**What you will do**
Search the material for the string "guide" and copy each line where it occurs.

** START OF Available data **

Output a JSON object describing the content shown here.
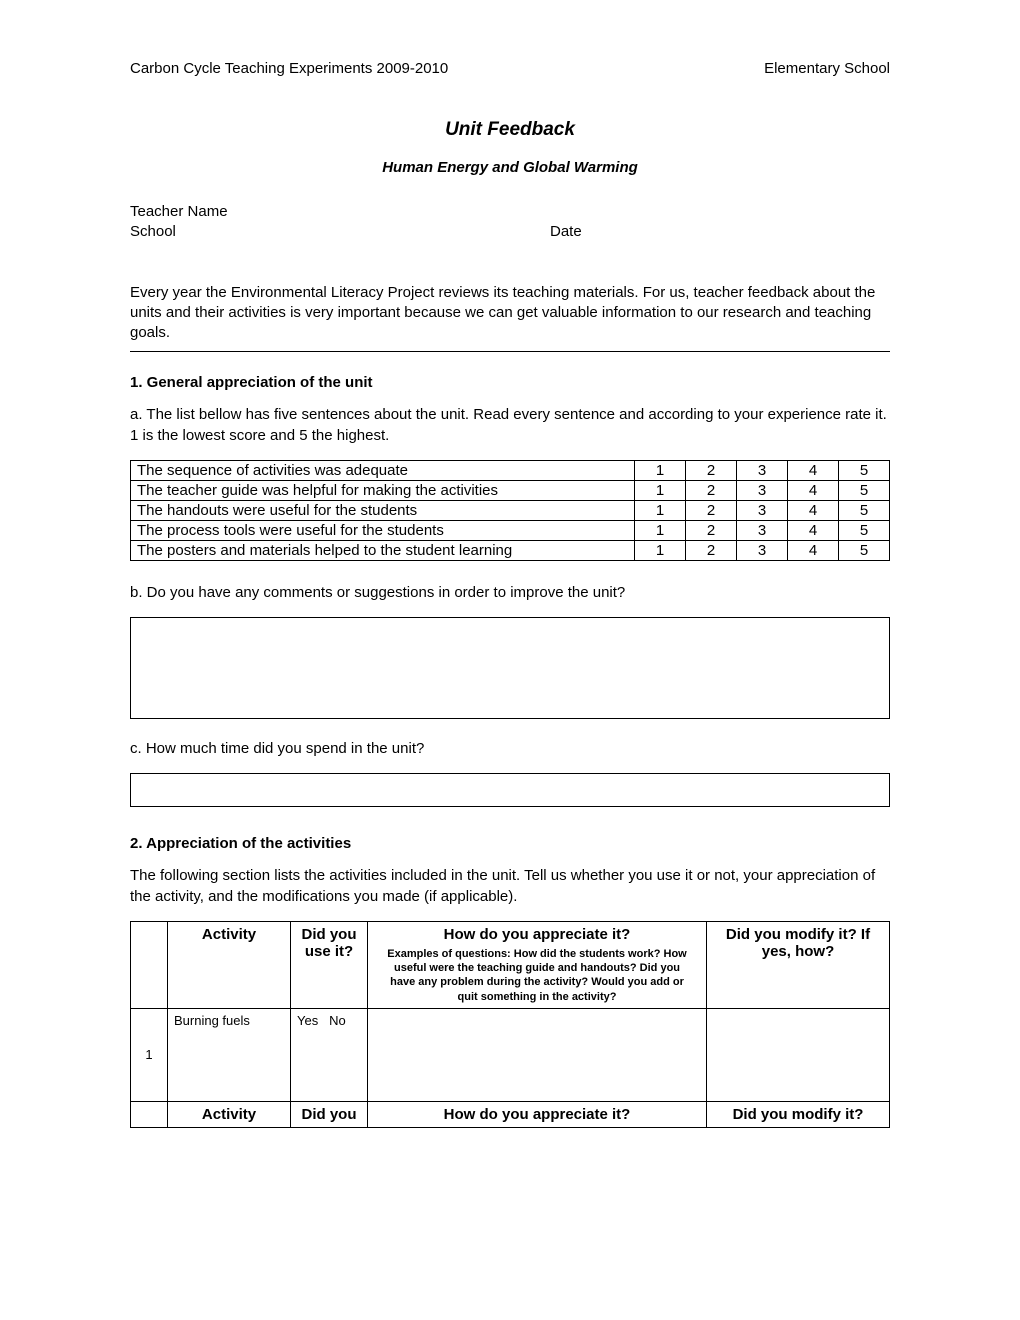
{
  "header": {
    "left": "Carbon Cycle Teaching Experiments 2009-2010",
    "right": "Elementary School"
  },
  "title": "Unit Feedback",
  "subtitle": "Human Energy and Global Warming",
  "meta": {
    "teacher_label": "Teacher Name",
    "school_label": "School",
    "date_label": "Date"
  },
  "intro": "Every year the Environmental Literacy Project reviews its teaching materials. For us, teacher feedback about the units and their activities is very important because we can get valuable information to our research and teaching goals.",
  "sections": {
    "s1": {
      "title": "1. General appreciation of the unit",
      "a_text": "a. The list bellow has five sentences about the unit. Read every sentence and according to your experience rate it. 1 is the lowest score and 5 the highest.",
      "rating_rows": [
        "The sequence of activities was adequate",
        "The teacher guide was helpful for making the activities",
        "The handouts were useful for the students",
        "The process tools were useful for the students",
        "The posters and materials helped to the student learning"
      ],
      "rating_scale": [
        "1",
        "2",
        "3",
        "4",
        "5"
      ],
      "b_text": "b. Do you have any comments or suggestions in order to improve the unit?",
      "c_text": "c. How much time did you spend in the unit?"
    },
    "s2": {
      "title": "2. Appreciation of the activities",
      "intro": "The following section lists the activities included in the unit. Tell us whether you use it or not, your appreciation of the activity, and the modifications you made (if applicable).",
      "headers": {
        "activity": "Activity",
        "use": "Did you use it?",
        "appreciate": "How do you appreciate it?",
        "appreciate_sub": "Examples of questions: How did the students work? How useful were the teaching guide and handouts? Did you have any problem during the activity? Would you add or quit something in the activity?",
        "modify": "Did you modify it? If yes, how?"
      },
      "rows": [
        {
          "n": "1",
          "activity": "Burning fuels",
          "yes": "Yes",
          "no": "No"
        }
      ],
      "footer_headers": {
        "activity": "Activity",
        "use": "Did you",
        "appreciate": "How do you appreciate it?",
        "modify": "Did you modify it?"
      }
    }
  },
  "colors": {
    "text": "#000000",
    "bg": "#ffffff",
    "border": "#000000"
  }
}
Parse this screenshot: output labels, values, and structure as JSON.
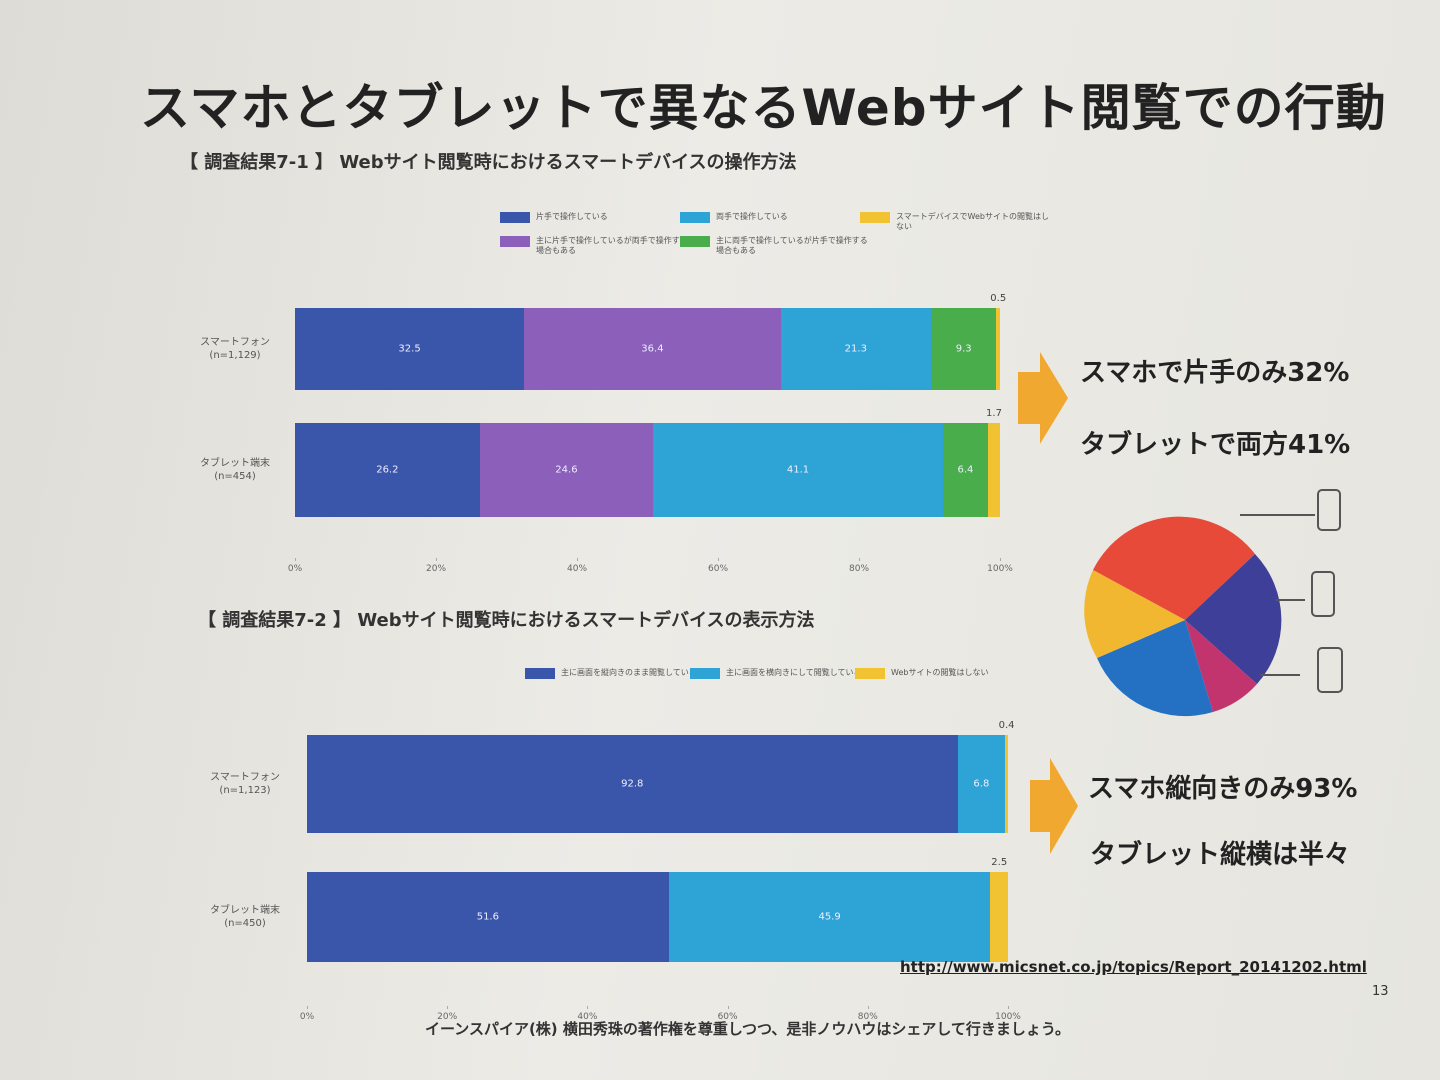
{
  "title": "スマホとタブレットで異なるWebサイト閲覧での行動",
  "chart_data": [
    {
      "type": "bar",
      "orientation": "horizontal",
      "stacked": true,
      "subtitle": "【 調査結果7-1 】 Webサイト閲覧時におけるスマートデバイスの操作方法",
      "categories": [
        "スマートフォン\n(n=1,129)",
        "タブレット端末\n(n=454)"
      ],
      "series": [
        {
          "name": "片手で操作している",
          "color": "#3a56aa",
          "values": [
            32.5,
            26.2
          ]
        },
        {
          "name": "主に片手で操作しているが両手で操作する場合もある",
          "color": "#8b5fba",
          "values": [
            36.4,
            24.6
          ]
        },
        {
          "name": "両手で操作している",
          "color": "#2ea3d6",
          "values": [
            21.3,
            41.1
          ]
        },
        {
          "name": "主に両手で操作しているが片手で操作する場合もある",
          "color": "#48ad4a",
          "values": [
            9.3,
            6.4
          ]
        },
        {
          "name": "スマートデバイスでWebサイトの閲覧はしない",
          "color": "#f1c232",
          "values": [
            0.5,
            1.7
          ]
        }
      ],
      "xlim": [
        0,
        100
      ],
      "xticks": [
        {
          "value": 0,
          "label": "0%"
        },
        {
          "value": 20,
          "label": "20%"
        },
        {
          "value": 40,
          "label": "40%"
        },
        {
          "value": 60,
          "label": "60%"
        },
        {
          "value": 80,
          "label": "80%"
        },
        {
          "value": 100,
          "label": "100%"
        }
      ]
    },
    {
      "type": "bar",
      "orientation": "horizontal",
      "stacked": true,
      "subtitle": "【 調査結果7-2 】 Webサイト閲覧時におけるスマートデバイスの表示方法",
      "categories": [
        "スマートフォン\n(n=1,123)",
        "タブレット端末\n(n=450)"
      ],
      "series": [
        {
          "name": "主に画面を縦向きのまま閲覧している",
          "color": "#3a56aa",
          "values": [
            92.8,
            51.6
          ]
        },
        {
          "name": "主に画面を横向きにして閲覧している",
          "color": "#2ea3d6",
          "values": [
            6.8,
            45.9
          ]
        },
        {
          "name": "Webサイトの閲覧はしない",
          "color": "#f1c232",
          "values": [
            0.4,
            2.5
          ]
        }
      ],
      "xlim": [
        0,
        100
      ],
      "xticks": [
        {
          "value": 0,
          "label": "0%"
        },
        {
          "value": 20,
          "label": "20%"
        },
        {
          "value": 40,
          "label": "40%"
        },
        {
          "value": 60,
          "label": "60%"
        },
        {
          "value": 80,
          "label": "80%"
        },
        {
          "value": 100,
          "label": "100%"
        }
      ]
    }
  ],
  "callouts": [
    "スマホで片手のみ32%",
    "タブレットで両方41%",
    "スマホ縦向きのみ93%",
    "タブレット縦横は半々"
  ],
  "source_url": "http://www.micsnet.co.jp/topics/Report_20141202.html",
  "page_number": "13",
  "footer": "イーンスパイア(株) 横田秀珠の著作権を尊重しつつ、是非ノウハウはシェアして行きましょう。"
}
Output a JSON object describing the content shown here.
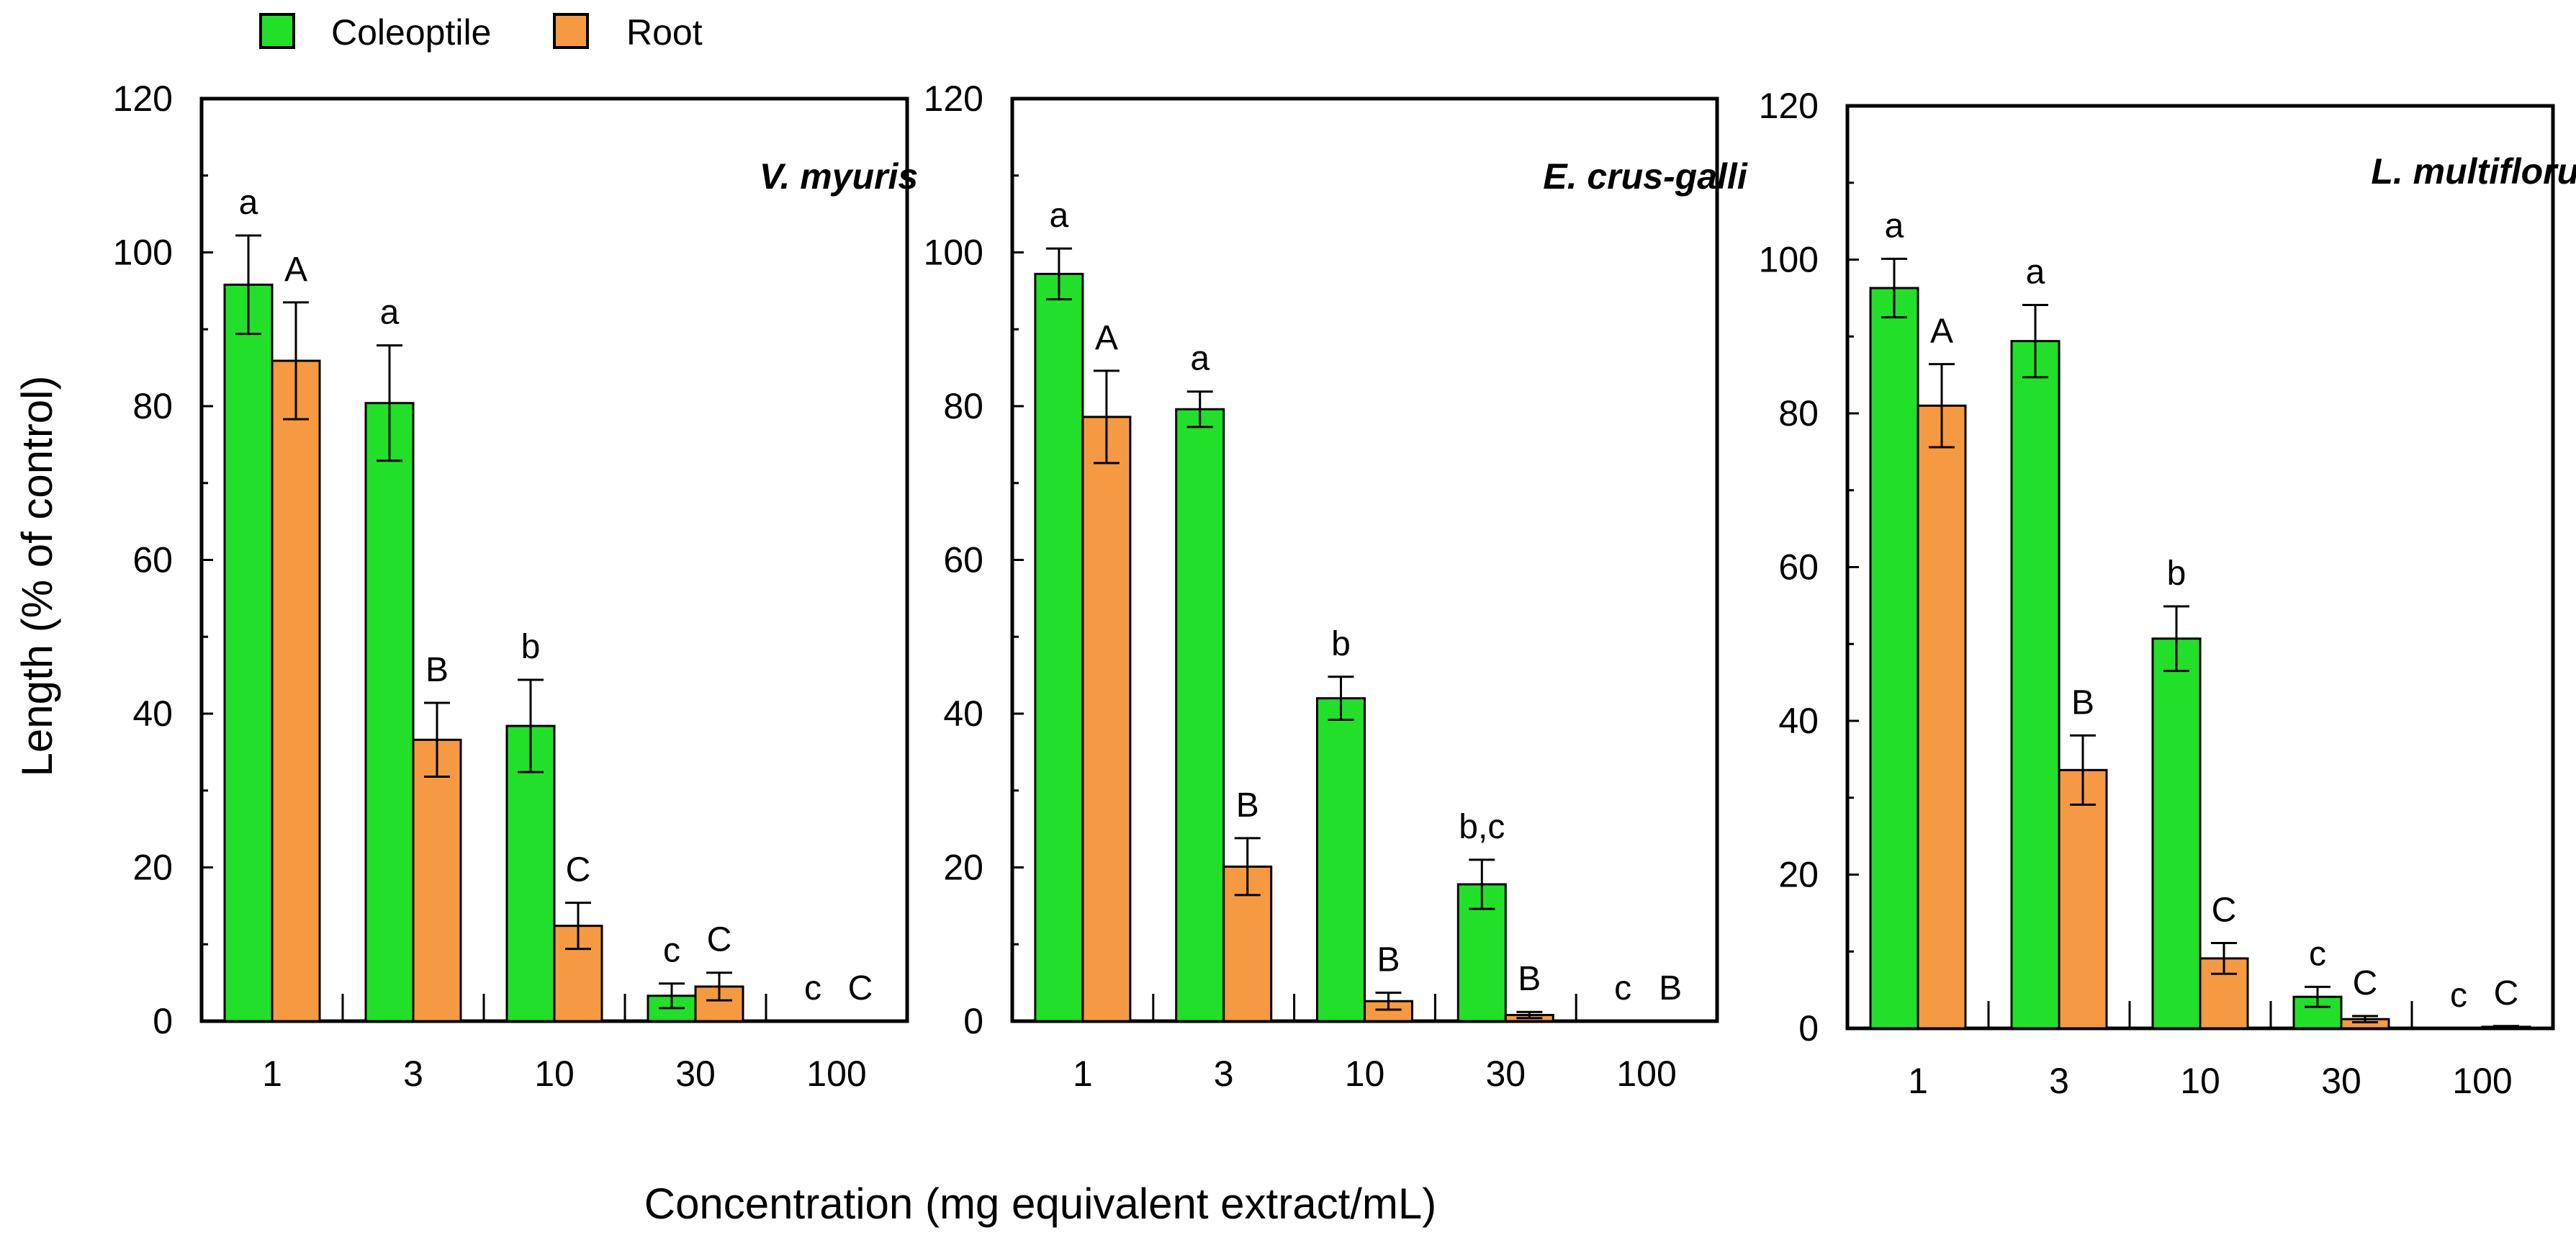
{
  "legend": {
    "items": [
      {
        "label": "Coleoptile",
        "color": "#22e02a"
      },
      {
        "label": "Root",
        "color": "#f59a42"
      }
    ]
  },
  "ylabel": "Length  (% of control)",
  "xlabel": "Concentration (mg equivalent extract/mL)",
  "chart_data": [
    {
      "type": "bar",
      "title": "V. myuris",
      "categories": [
        "1",
        "3",
        "10",
        "30",
        "100"
      ],
      "ylim": [
        0,
        120
      ],
      "yticks": [
        "0",
        "20",
        "40",
        "60",
        "80",
        "100",
        "120"
      ],
      "series": [
        {
          "name": "Coleoptile",
          "values": [
            95.8,
            80.4,
            38.4,
            3.3,
            0
          ],
          "errors": [
            6.4,
            7.5,
            6.0,
            1.6,
            0
          ],
          "letters": [
            "a",
            "a",
            "b",
            "c",
            "c"
          ]
        },
        {
          "name": "Root",
          "values": [
            85.9,
            36.6,
            12.4,
            4.5,
            0
          ],
          "errors": [
            7.6,
            4.8,
            3.0,
            1.8,
            0
          ],
          "letters": [
            "A",
            "B",
            "C",
            "C",
            "C"
          ]
        }
      ]
    },
    {
      "type": "bar",
      "title": "E. crus-galli",
      "categories": [
        "1",
        "3",
        "10",
        "30",
        "100"
      ],
      "ylim": [
        0,
        120
      ],
      "yticks": [
        "0",
        "20",
        "40",
        "60",
        "80",
        "100",
        "120"
      ],
      "series": [
        {
          "name": "Coleoptile",
          "values": [
            97.2,
            79.6,
            42.0,
            17.8,
            0
          ],
          "errors": [
            3.3,
            2.3,
            2.8,
            3.2,
            0
          ],
          "letters": [
            "a",
            "a",
            "b",
            "b,c",
            "c"
          ]
        },
        {
          "name": "Root",
          "values": [
            78.6,
            20.1,
            2.6,
            0.8,
            0
          ],
          "errors": [
            6.0,
            3.7,
            1.1,
            0.4,
            0
          ],
          "letters": [
            "A",
            "B",
            "B",
            "B",
            "B"
          ]
        }
      ]
    },
    {
      "type": "bar",
      "title": "L. multiflorum",
      "categories": [
        "1",
        "3",
        "10",
        "30",
        "100"
      ],
      "ylim": [
        0,
        120
      ],
      "yticks": [
        "0",
        "20",
        "40",
        "60",
        "80",
        "100",
        "120"
      ],
      "series": [
        {
          "name": "Coleoptile",
          "values": [
            96.3,
            89.4,
            50.7,
            4.1,
            0
          ],
          "errors": [
            3.8,
            4.7,
            4.2,
            1.3,
            0
          ],
          "letters": [
            "a",
            "a",
            "b",
            "c",
            "c"
          ]
        },
        {
          "name": "Root",
          "values": [
            81.0,
            33.6,
            9.1,
            1.2,
            0.2
          ],
          "errors": [
            5.4,
            4.5,
            2.0,
            0.4,
            0.1
          ],
          "letters": [
            "A",
            "B",
            "C",
            "C",
            "C"
          ]
        }
      ]
    }
  ]
}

** END OF Available data **

**Response to this exercise**
        "The teacher guide was helpful for making the activities",
        "appreciate_sub": "Examples of questions: How did the students work? How useful were the teaching guide and handouts? Did you have any problem during the activity? Would you add or quit something in the activity?",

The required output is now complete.